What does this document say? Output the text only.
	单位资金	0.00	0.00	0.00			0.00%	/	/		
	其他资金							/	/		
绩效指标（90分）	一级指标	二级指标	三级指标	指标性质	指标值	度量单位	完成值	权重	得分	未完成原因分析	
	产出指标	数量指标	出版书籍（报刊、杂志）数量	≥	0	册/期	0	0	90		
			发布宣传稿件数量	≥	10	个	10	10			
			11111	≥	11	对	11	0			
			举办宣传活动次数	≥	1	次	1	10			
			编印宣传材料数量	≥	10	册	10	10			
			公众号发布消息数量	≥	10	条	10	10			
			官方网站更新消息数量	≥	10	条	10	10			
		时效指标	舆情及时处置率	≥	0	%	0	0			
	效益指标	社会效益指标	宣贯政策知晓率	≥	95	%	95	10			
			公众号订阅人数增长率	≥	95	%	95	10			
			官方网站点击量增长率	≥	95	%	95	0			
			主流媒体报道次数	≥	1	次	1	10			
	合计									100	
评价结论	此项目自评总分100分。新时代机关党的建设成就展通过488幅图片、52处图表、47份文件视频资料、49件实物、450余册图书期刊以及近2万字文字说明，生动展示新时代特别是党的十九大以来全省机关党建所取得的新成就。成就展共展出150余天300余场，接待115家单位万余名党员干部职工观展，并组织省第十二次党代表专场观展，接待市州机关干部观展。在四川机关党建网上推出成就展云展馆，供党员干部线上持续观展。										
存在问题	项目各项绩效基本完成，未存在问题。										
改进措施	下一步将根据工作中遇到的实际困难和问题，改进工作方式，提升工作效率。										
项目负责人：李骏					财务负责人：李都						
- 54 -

[SHORT PROBLEM]: Nothing in the listing may be changed; retype it all exactly.

[IN RESPONSE]:
What does this document say? Output the text only.
	单位资金	0.00	0.00	0.00			0.00%	/	/		
	其他资金							/	/		
绩效指标（90分）	一级指标	二级指标	三级指标	指标性质	指标值	度量单位	完成值	权重	得分	未完成原因分析	
	产出指标	数量指标	出版书籍（报刊、杂志）数量	≥	0	册/期	0	0	90		
			发布宣传稿件数量	≥	10	个	10	10			
			11111	≥	11	对	11	0			
			举办宣传活动次数	≥	1	次	1	10			
			编印宣传材料数量	≥	10	册	10	10			
			公众号发布消息数量	≥	10	条	10	10			
			官方网站更新消息数量	≥	10	条	10	10			
		时效指标	舆情及时处置率	≥	0	%	0	0			
	效益指标	社会效益指标	宣贯政策知晓率	≥	95	%	95	10			
			公众号订阅人数增长率	≥	95	%	95	10			
			官方网站点击量增长率	≥	95	%	95	0			
			主流媒体报道次数	≥	1	次	1	10			
	合计									100	
评价结论	此项目自评总分100分。新时代机关党的建设成就展通过488幅图片、52处图表、47份文件视频资料、49件实物、450余册图书期刊以及近2万字文字说明，生动展示新时代特别是党的十九大以来全省机关党建所取得的新成就。成就展共展出150余天300余场，接待115家单位万余名党员干部职工观展，并组织省第十二次党代表专场观展，接待市州机关干部观展。在四川机关党建网上推出成就展云展馆，供党员干部线上持续观展。										
存在问题	项目各项绩效基本完成，未存在问题。										
改进措施	下一步将根据工作中遇到的实际困难和问题，改进工作方式，提升工作效率。										
项目负责人：李骏					财务负责人：李都						
- 54 -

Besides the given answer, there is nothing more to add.